[start]

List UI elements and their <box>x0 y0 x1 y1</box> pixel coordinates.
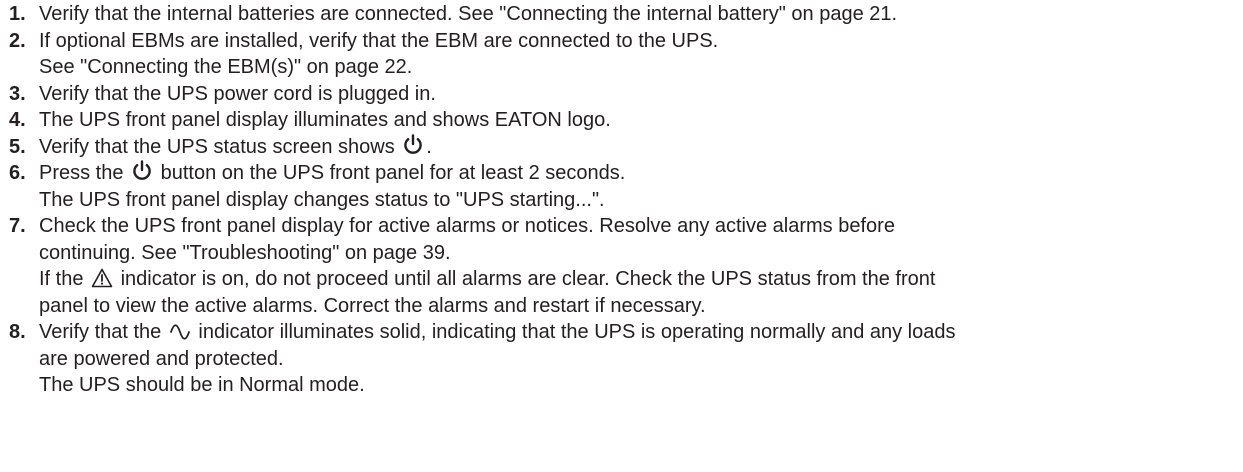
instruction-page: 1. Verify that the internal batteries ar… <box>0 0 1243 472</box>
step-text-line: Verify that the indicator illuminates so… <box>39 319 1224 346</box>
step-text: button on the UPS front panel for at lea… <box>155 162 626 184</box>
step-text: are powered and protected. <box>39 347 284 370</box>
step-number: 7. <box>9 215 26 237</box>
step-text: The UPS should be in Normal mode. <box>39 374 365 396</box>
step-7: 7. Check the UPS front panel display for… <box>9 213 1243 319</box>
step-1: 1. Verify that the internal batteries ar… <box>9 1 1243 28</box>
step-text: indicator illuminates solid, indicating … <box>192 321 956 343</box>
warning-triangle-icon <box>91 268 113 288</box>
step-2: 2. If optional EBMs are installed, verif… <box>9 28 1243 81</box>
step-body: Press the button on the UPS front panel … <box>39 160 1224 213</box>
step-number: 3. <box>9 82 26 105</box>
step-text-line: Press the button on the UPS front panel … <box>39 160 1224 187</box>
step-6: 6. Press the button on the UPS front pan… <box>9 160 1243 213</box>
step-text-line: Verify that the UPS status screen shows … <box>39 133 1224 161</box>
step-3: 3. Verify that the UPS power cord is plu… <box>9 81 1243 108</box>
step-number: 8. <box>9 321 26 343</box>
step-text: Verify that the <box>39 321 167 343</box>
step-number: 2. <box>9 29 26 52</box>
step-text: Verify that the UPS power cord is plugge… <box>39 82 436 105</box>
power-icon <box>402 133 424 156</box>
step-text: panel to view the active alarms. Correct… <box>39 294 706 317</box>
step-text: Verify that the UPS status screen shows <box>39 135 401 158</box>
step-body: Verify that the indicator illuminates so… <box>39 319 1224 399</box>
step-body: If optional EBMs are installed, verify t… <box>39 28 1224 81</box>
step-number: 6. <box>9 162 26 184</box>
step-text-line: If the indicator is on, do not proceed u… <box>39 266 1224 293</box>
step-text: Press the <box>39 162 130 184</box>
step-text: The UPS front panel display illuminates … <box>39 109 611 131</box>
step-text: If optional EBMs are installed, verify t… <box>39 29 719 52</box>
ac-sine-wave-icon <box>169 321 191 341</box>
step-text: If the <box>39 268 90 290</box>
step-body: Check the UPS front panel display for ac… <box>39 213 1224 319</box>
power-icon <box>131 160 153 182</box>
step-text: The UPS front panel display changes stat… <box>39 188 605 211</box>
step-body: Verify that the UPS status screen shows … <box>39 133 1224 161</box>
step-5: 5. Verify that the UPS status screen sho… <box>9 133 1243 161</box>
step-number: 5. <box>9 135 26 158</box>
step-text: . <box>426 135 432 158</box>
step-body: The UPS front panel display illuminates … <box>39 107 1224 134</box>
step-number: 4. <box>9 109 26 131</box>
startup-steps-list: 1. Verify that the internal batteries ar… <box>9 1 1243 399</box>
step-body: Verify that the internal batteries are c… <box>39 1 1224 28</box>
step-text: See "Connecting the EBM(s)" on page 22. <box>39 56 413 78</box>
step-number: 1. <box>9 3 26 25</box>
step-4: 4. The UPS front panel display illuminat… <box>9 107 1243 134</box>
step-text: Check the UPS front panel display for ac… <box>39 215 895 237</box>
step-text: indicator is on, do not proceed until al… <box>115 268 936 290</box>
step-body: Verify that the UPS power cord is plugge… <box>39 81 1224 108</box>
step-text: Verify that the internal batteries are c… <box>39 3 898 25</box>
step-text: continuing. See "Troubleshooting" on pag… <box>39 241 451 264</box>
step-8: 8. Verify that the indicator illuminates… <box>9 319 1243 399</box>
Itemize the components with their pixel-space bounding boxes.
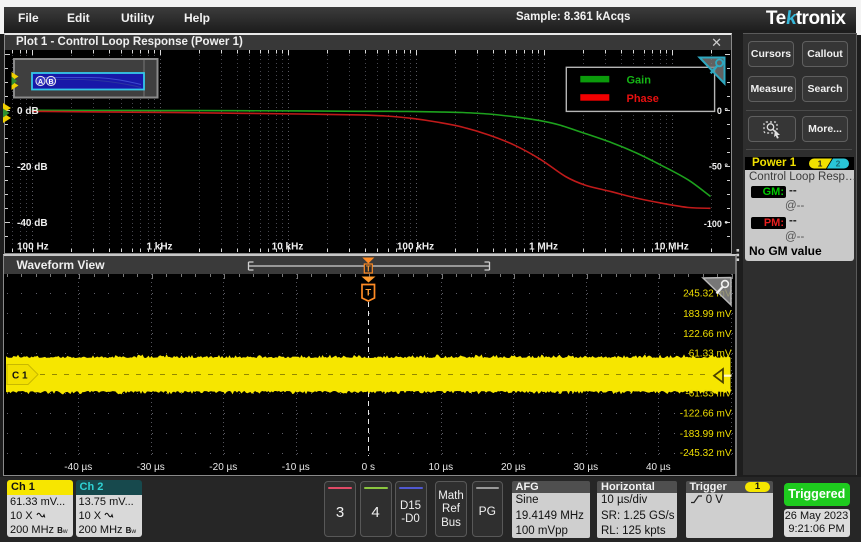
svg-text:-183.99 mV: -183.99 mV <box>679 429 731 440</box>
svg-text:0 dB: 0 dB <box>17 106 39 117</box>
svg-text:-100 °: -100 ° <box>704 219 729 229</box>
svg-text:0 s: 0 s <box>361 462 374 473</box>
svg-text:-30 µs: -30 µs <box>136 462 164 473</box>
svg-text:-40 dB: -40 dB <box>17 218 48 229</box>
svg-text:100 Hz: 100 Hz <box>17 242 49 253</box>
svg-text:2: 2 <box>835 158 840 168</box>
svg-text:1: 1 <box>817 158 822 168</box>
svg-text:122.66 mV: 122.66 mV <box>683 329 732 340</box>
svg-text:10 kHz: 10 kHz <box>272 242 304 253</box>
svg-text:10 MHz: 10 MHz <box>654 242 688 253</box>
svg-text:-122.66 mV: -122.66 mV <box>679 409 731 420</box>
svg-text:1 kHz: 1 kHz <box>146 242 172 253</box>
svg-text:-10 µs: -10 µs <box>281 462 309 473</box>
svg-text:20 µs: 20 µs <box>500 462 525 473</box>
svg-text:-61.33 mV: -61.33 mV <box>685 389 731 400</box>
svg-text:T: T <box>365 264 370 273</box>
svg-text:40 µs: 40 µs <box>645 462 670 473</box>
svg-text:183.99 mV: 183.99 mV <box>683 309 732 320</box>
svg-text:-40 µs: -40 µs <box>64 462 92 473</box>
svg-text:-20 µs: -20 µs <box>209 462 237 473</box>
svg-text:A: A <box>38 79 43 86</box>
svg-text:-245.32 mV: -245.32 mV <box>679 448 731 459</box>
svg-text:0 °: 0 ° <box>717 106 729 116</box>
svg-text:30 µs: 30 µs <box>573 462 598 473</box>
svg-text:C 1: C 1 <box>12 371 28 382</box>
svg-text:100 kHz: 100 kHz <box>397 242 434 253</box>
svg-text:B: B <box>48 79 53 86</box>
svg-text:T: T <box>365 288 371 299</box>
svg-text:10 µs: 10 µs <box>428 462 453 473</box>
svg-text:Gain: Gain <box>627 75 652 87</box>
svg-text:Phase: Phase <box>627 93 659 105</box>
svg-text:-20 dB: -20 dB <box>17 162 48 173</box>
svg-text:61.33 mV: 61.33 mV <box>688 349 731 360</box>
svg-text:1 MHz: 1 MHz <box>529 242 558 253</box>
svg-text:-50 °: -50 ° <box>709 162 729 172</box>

[end]

### Do this
Update all the records above by changing every "front panel" to "control panel" and leaving all other text unchanged. Leave the pictures out of the answer.

### Exercise solution
List UI elements and their <box>x0 y0 x1 y1</box> pixel coordinates.
instruction-page: 1. Verify that the internal batteries ar… <box>0 0 1243 472</box>
step-text-line: Verify that the indicator illuminates so… <box>39 319 1224 346</box>
step-text: button on the UPS control panel for at lea… <box>155 162 626 184</box>
step-text: are powered and protected. <box>39 347 284 370</box>
step-number: 7. <box>9 215 26 237</box>
step-text: The UPS should be in Normal mode. <box>39 374 365 396</box>
step-7: 7. Check the UPS control panel display for… <box>9 213 1243 319</box>
step-1: 1. Verify that the internal batteries ar… <box>9 1 1243 28</box>
step-text: indicator illuminates solid, indicating … <box>192 321 956 343</box>
warning-triangle-icon <box>91 268 113 288</box>
step-2: 2. If optional EBMs are installed, verif… <box>9 28 1243 81</box>
step-body: Press the button on the UPS control panel … <box>39 160 1224 213</box>
step-number: 3. <box>9 82 26 105</box>
step-text-line: Press the button on the UPS control panel … <box>39 160 1224 187</box>
step-6: 6. Press the button on the UPS front pan… <box>9 160 1243 213</box>
step-text-line: Verify that the UPS status screen shows … <box>39 133 1224 161</box>
step-3: 3. Verify that the UPS power cord is plu… <box>9 81 1243 108</box>
step-number: 8. <box>9 321 26 343</box>
step-text: Verify that the <box>39 321 167 343</box>
step-number: 2. <box>9 29 26 52</box>
step-text: Verify that the UPS power cord is plugge… <box>39 82 436 105</box>
power-icon <box>402 133 424 156</box>
step-text: panel to view the active alarms. Correct… <box>39 294 706 317</box>
step-text: Verify that the UPS status screen shows <box>39 135 401 158</box>
step-body: Verify that the indicator illuminates so… <box>39 319 1224 399</box>
step-body: If optional EBMs are installed, verify t… <box>39 28 1224 81</box>
step-number: 6. <box>9 162 26 184</box>
step-text-line: If the indicator is on, do not proceed u… <box>39 266 1224 293</box>
step-text: Press the <box>39 162 130 184</box>
step-text: The UPS control panel display illuminates … <box>39 109 611 131</box>
step-text: If optional EBMs are installed, verify t… <box>39 29 719 52</box>
ac-sine-wave-icon <box>169 321 191 341</box>
step-text: If the <box>39 268 90 290</box>
step-body: Check the UPS control panel display for ac… <box>39 213 1224 319</box>
power-icon <box>131 160 153 182</box>
step-text: The UPS control panel display changes stat… <box>39 188 605 211</box>
step-body: Verify that the UPS status screen shows … <box>39 133 1224 161</box>
step-5: 5. Verify that the UPS status screen sho… <box>9 133 1243 161</box>
step-number: 5. <box>9 135 26 158</box>
step-text: . <box>426 135 432 158</box>
step-body: The UPS control panel display illuminates … <box>39 107 1224 134</box>
step-number: 4. <box>9 109 26 131</box>
startup-steps-list: 1. Verify that the internal batteries ar… <box>9 1 1243 399</box>
step-body: Verify that the internal batteries are c… <box>39 1 1224 28</box>
step-text: See "Connecting the EBM(s)" on page 22. <box>39 56 413 78</box>
step-number: 1. <box>9 3 26 25</box>
step-4: 4. The UPS control panel display illuminat… <box>9 107 1243 134</box>
step-text: Check the UPS control panel display for ac… <box>39 215 895 237</box>
step-text: indicator is on, do not proceed until al… <box>115 268 936 290</box>
step-body: Verify that the UPS power cord is plugge… <box>39 81 1224 108</box>
step-text: Verify that the internal batteries are c… <box>39 3 898 25</box>
step-text: continuing. See "Troubleshooting" on pag… <box>39 241 451 264</box>
step-8: 8. Verify that the indicator illuminates… <box>9 319 1243 399</box>
Itemize the components with their pixel-space bounding boxes.
svg-text:-183.99 mV: -183.99 mV <box>679 429 731 440</box>
svg-text:0 dB: 0 dB <box>17 106 39 117</box>
svg-text:-100 °: -100 ° <box>704 219 729 229</box>
svg-text:0 s: 0 s <box>361 462 374 473</box>
svg-text:-30 µs: -30 µs <box>136 462 164 473</box>
svg-text:-40 dB: -40 dB <box>17 218 48 229</box>
svg-text:100 Hz: 100 Hz <box>17 242 49 253</box>
svg-text:2: 2 <box>835 158 840 168</box>
svg-text:1: 1 <box>817 158 822 168</box>
svg-text:122.66 mV: 122.66 mV <box>683 329 732 340</box>
svg-text:10 kHz: 10 kHz <box>272 242 304 253</box>
svg-text:10 MHz: 10 MHz <box>654 242 688 253</box>
svg-text:-122.66 mV: -122.66 mV <box>679 409 731 420</box>
svg-text:1 kHz: 1 kHz <box>146 242 172 253</box>
svg-text:-10 µs: -10 µs <box>281 462 309 473</box>
svg-text:20 µs: 20 µs <box>500 462 525 473</box>
svg-text:-61.33 mV: -61.33 mV <box>685 389 731 400</box>
svg-text:T: T <box>365 264 370 273</box>
svg-text:40 µs: 40 µs <box>645 462 670 473</box>
svg-text:183.99 mV: 183.99 mV <box>683 309 732 320</box>
svg-text:-40 µs: -40 µs <box>64 462 92 473</box>
svg-text:-20 µs: -20 µs <box>209 462 237 473</box>
svg-text:A: A <box>38 79 43 86</box>
svg-text:-245.32 mV: -245.32 mV <box>679 448 731 459</box>
svg-text:0 °: 0 ° <box>717 106 729 116</box>
svg-text:30 µs: 30 µs <box>573 462 598 473</box>
svg-text:C 1: C 1 <box>12 371 28 382</box>
svg-text:100 kHz: 100 kHz <box>397 242 434 253</box>
svg-text:B: B <box>48 79 53 86</box>
svg-text:T: T <box>365 288 371 299</box>
svg-text:10 µs: 10 µs <box>428 462 453 473</box>
svg-text:Gain: Gain <box>627 75 652 87</box>
svg-text:Phase: Phase <box>627 93 659 105</box>
svg-text:-20 dB: -20 dB <box>17 162 48 173</box>
svg-text:61.33 mV: 61.33 mV <box>688 349 731 360</box>
svg-text:1 MHz: 1 MHz <box>529 242 558 253</box>
svg-text:-50 °: -50 ° <box>709 162 729 172</box>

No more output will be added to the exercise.